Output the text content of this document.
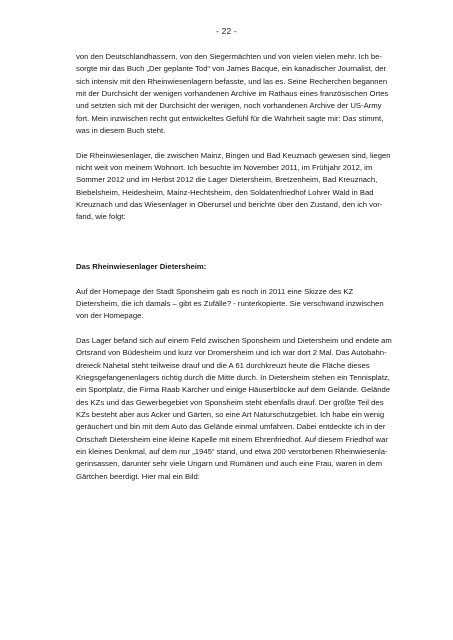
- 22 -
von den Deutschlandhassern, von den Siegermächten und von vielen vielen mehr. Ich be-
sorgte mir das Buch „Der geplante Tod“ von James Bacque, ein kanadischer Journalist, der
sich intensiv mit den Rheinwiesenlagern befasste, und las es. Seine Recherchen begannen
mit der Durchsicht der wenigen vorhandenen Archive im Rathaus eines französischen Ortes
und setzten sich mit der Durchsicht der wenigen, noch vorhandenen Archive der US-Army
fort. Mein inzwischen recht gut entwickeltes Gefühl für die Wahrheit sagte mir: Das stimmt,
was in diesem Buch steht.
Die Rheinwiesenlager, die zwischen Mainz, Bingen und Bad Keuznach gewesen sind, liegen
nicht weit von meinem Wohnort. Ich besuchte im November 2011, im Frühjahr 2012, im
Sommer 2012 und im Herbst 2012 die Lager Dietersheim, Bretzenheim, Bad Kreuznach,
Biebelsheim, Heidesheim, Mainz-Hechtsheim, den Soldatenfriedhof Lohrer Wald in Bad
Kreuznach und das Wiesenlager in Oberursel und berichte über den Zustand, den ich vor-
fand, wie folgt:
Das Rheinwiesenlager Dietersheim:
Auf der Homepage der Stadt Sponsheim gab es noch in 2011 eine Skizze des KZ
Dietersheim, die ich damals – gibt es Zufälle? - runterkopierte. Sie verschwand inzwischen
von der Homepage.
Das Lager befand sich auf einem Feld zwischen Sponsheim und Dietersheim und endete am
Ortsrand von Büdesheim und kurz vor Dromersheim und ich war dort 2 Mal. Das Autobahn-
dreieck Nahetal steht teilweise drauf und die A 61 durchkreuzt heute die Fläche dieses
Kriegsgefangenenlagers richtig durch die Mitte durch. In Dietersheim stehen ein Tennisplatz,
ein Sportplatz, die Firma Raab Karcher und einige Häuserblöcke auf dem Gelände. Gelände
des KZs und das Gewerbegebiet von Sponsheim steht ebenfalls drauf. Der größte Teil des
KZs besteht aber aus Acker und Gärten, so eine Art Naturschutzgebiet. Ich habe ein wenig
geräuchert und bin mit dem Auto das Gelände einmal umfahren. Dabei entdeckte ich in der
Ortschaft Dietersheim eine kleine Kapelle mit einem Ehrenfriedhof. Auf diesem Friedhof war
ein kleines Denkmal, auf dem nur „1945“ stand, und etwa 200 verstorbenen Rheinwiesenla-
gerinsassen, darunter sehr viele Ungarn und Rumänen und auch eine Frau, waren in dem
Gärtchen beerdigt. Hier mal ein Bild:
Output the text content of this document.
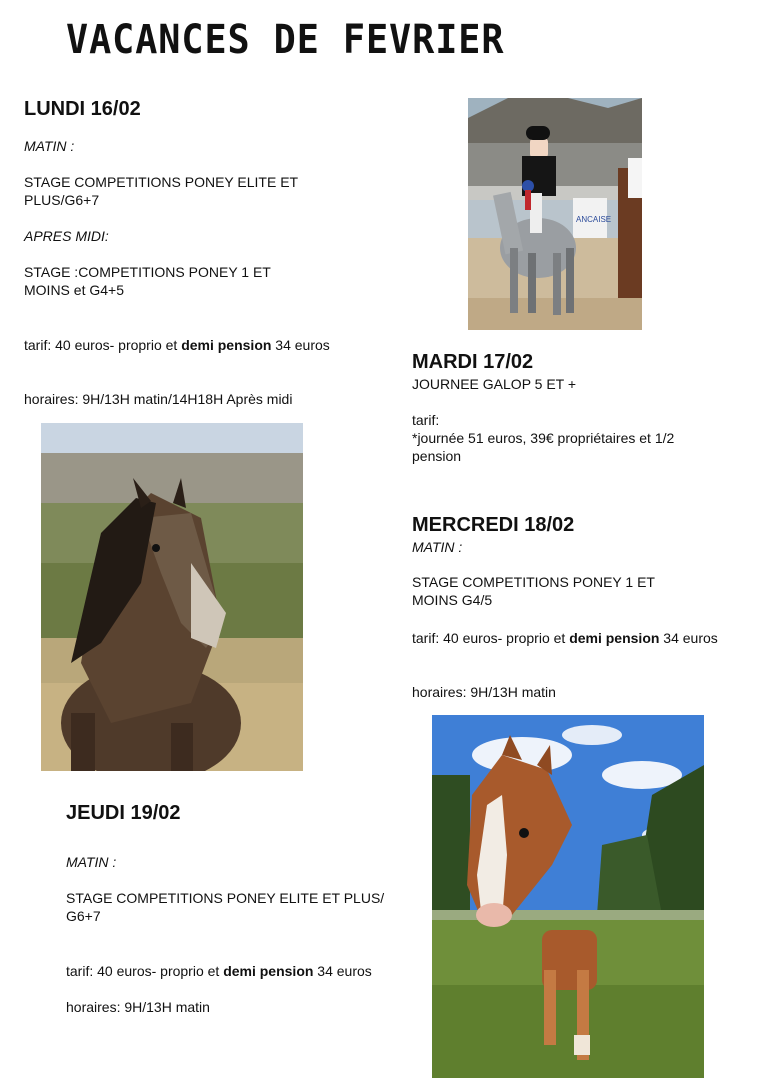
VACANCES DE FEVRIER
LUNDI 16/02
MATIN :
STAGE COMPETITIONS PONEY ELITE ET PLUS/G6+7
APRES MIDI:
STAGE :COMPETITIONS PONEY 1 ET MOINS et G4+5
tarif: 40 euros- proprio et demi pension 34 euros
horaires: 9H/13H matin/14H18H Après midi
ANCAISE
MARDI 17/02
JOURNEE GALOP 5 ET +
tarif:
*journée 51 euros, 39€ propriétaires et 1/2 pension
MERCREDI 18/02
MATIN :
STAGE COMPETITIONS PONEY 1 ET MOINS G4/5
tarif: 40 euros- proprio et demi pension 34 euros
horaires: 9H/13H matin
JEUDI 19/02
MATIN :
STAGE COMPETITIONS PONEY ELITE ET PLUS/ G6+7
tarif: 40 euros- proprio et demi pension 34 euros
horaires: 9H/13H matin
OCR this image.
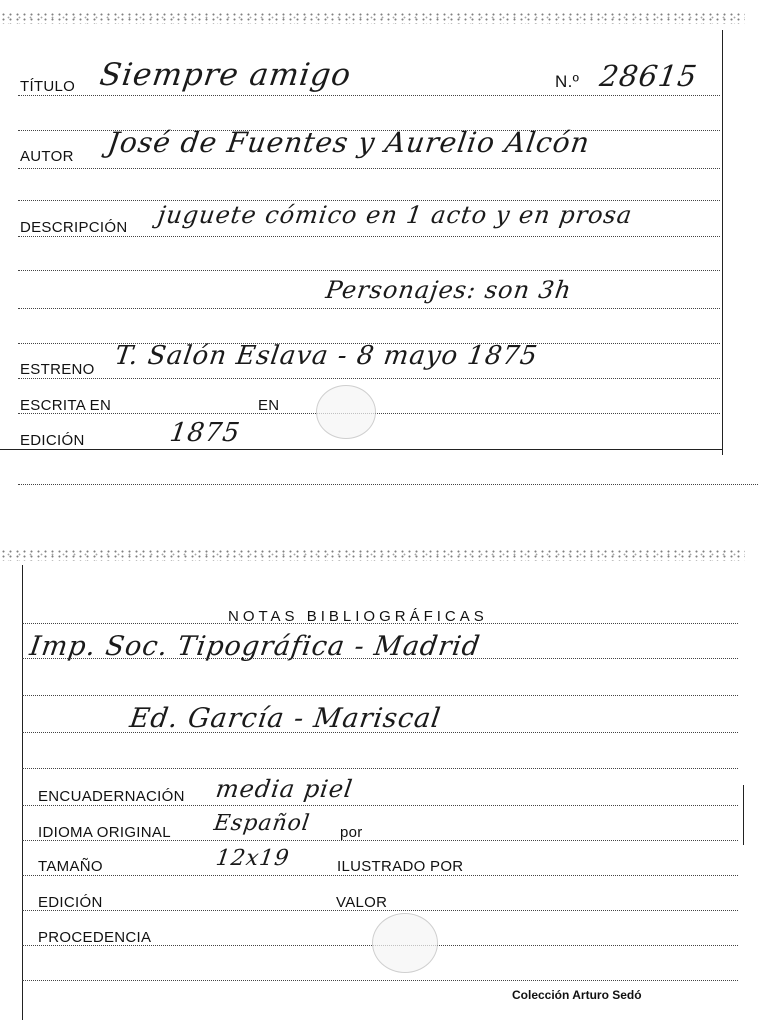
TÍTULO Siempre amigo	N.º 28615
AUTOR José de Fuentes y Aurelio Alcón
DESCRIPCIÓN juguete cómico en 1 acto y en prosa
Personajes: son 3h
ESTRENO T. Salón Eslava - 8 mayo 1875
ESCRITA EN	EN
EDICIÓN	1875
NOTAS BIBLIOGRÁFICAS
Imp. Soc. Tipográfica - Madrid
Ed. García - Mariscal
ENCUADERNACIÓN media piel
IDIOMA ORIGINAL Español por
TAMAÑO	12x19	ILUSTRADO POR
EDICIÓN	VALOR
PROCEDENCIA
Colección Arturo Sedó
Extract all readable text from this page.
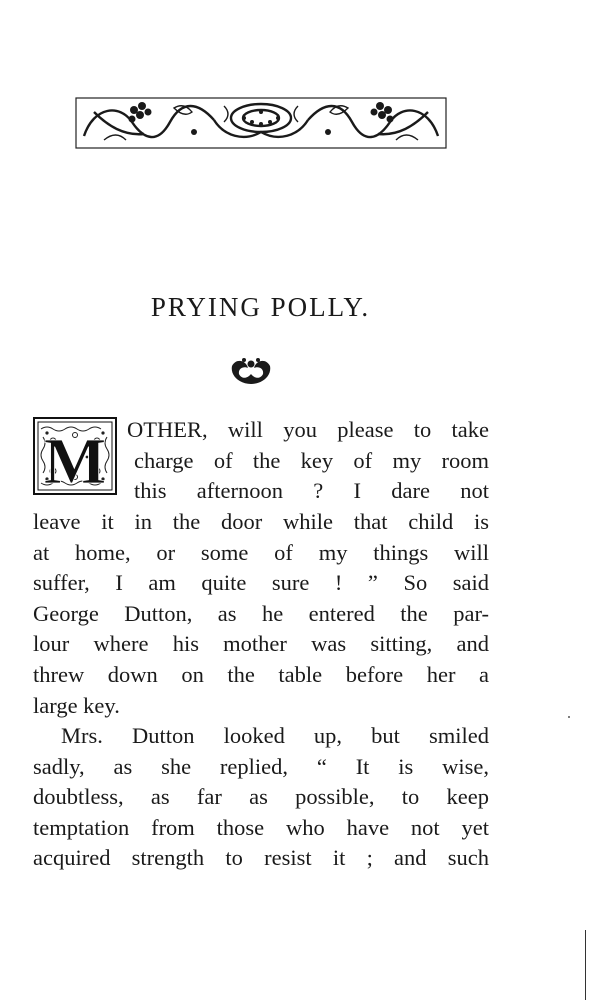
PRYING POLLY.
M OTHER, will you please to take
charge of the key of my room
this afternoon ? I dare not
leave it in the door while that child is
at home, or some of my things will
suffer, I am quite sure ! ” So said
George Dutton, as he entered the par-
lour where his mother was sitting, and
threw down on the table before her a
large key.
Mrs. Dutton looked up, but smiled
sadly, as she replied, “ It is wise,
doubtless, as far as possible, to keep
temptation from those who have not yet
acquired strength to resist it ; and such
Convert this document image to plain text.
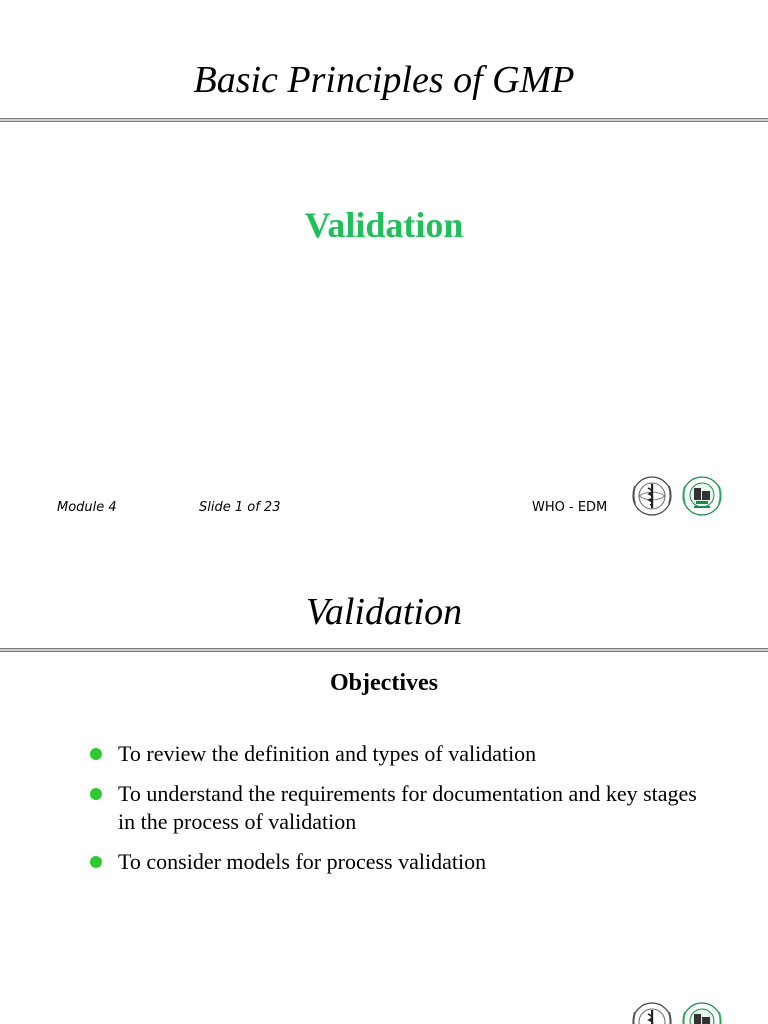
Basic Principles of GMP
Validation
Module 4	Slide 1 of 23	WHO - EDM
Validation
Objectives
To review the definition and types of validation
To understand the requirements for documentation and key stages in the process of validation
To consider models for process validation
■ ■ ■ ■ ■ ■ ■
▶ **What to produce**: From the listing, extract all text exactly as given and drop any picture.

▶ **The result**:
Output the text content of this document.
- 22 -
von den Deutschlandhassern, von den Siegermächten und von vielen vielen mehr. Ich be-
sorgte mir das Buch „Der geplante Tod“ von James Bacque, ein kanadischer Journalist, der
sich intensiv mit den Rheinwiesenlagern befasste, und las es. Seine Recherchen begannen
mit der Durchsicht der wenigen vorhandenen Archive im Rathaus eines französischen Ortes
und setzten sich mit der Durchsicht der wenigen, noch vorhandenen Archive der US-Army
fort. Mein inzwischen recht gut entwickeltes Gefühl für die Wahrheit sagte mir: Das stimmt,
was in diesem Buch steht.
Die Rheinwiesenlager, die zwischen Mainz, Bingen und Bad Keuznach gewesen sind, liegen
nicht weit von meinem Wohnort. Ich besuchte im November 2011, im Frühjahr 2012, im
Sommer 2012 und im Herbst 2012 die Lager Dietersheim, Bretzenheim, Bad Kreuznach,
Biebelsheim, Heidesheim, Mainz-Hechtsheim, den Soldatenfriedhof Lohrer Wald in Bad
Kreuznach und das Wiesenlager in Oberursel und berichte über den Zustand, den ich vor-
fand, wie folgt:
Das Rheinwiesenlager Dietersheim:
Auf der Homepage der Stadt Sponsheim gab es noch in 2011 eine Skizze des KZ
Dietersheim, die ich damals – gibt es Zufälle? - runterkopierte. Sie verschwand inzwischen
von der Homepage.
Das Lager befand sich auf einem Feld zwischen Sponsheim und Dietersheim und endete am
Ortsrand von Büdesheim und kurz vor Dromersheim und ich war dort 2 Mal. Das Autobahn-
dreieck Nahetal steht teilweise drauf und die A 61 durchkreuzt heute die Fläche dieses
Kriegsgefangenenlagers richtig durch die Mitte durch. In Dietersheim stehen ein Tennisplatz,
ein Sportplatz, die Firma Raab Karcher und einige Häuserblöcke auf dem Gelände. Gelände
des KZs und das Gewerbegebiet von Sponsheim steht ebenfalls drauf. Der größte Teil des
KZs besteht aber aus Acker und Gärten, so eine Art Naturschutzgebiet. Ich habe ein wenig
geräuchert und bin mit dem Auto das Gelände einmal umfahren. Dabei entdeckte ich in der
Ortschaft Dietersheim eine kleine Kapelle mit einem Ehrenfriedhof. Auf diesem Friedhof war
ein kleines Denkmal, auf dem nur „1945“ stand, und etwa 200 verstorbenen Rheinwiesenla-
gerinsassen, darunter sehr viele Ungarn und Rumänen und auch eine Frau, waren in dem
Gärtchen beerdigt. Hier mal ein Bild:
Output the text content of this document.
VACANCES DE FEVRIER
LUNDI 16/02
MATIN :
STAGE COMPETITIONS PONEY ELITE ET PLUS/G6+7
APRES MIDI:
STAGE :COMPETITIONS PONEY 1 ET MOINS et G4+5
tarif: 40 euros- proprio et demi pension 34 euros
horaires: 9H/13H matin/14H18H Après midi
ANCAISE
MARDI 17/02
JOURNEE GALOP 5 ET +
tarif:
*journée 51 euros, 39€ propriétaires et 1/2 pension
MERCREDI 18/02
MATIN :
STAGE COMPETITIONS PONEY 1 ET MOINS G4/5
tarif: 40 euros- proprio et demi pension 34 euros
horaires: 9H/13H matin
JEUDI 19/02
MATIN :
STAGE COMPETITIONS PONEY ELITE ET PLUS/ G6+7
tarif: 40 euros- proprio et demi pension 34 euros
horaires: 9H/13H matin
OCR this image.
TÍTULO Siempre amigo	N.º 28615
AUTOR José de Fuentes y Aurelio Alcón
DESCRIPCIÓN juguete cómico en 1 acto y en prosa
Personajes: son 3h
ESTRENO T. Salón Eslava - 8 mayo 1875
ESCRITA EN	EN
EDICIÓN	1875
NOTAS BIBLIOGRÁFICAS
Imp. Soc. Tipográfica - Madrid
Ed. García - Mariscal
ENCUADERNACIÓN media piel
IDIOMA ORIGINAL Español por
TAMAÑO	12x19	ILUSTRADO POR
EDICIÓN	VALOR
PROCEDENCIA
Colección Arturo Sedó
Extract all readable text from this page.
PRYING POLLY.
M OTHER, will you please to take
charge of the key of my room
this afternoon ? I dare not
leave it in the door while that child is
at home, or some of my things will
suffer, I am quite sure ! ” So said
George Dutton, as he entered the par-
lour where his mother was sitting, and
threw down on the table before her a
large key.
Mrs. Dutton looked up, but smiled
sadly, as she replied, “ It is wise,
doubtless, as far as possible, to keep
temptation from those who have not yet
acquired strength to resist it ; and such
Convert this document image to plain text.
Basic Principles of GMP
Validation
Module 4	Slide 1 of 23	WHO - EDM
Validation
Objectives
To review the definition and types of validation
To understand the requirements for documentation and key stages in the process of validation
To consider models for process validation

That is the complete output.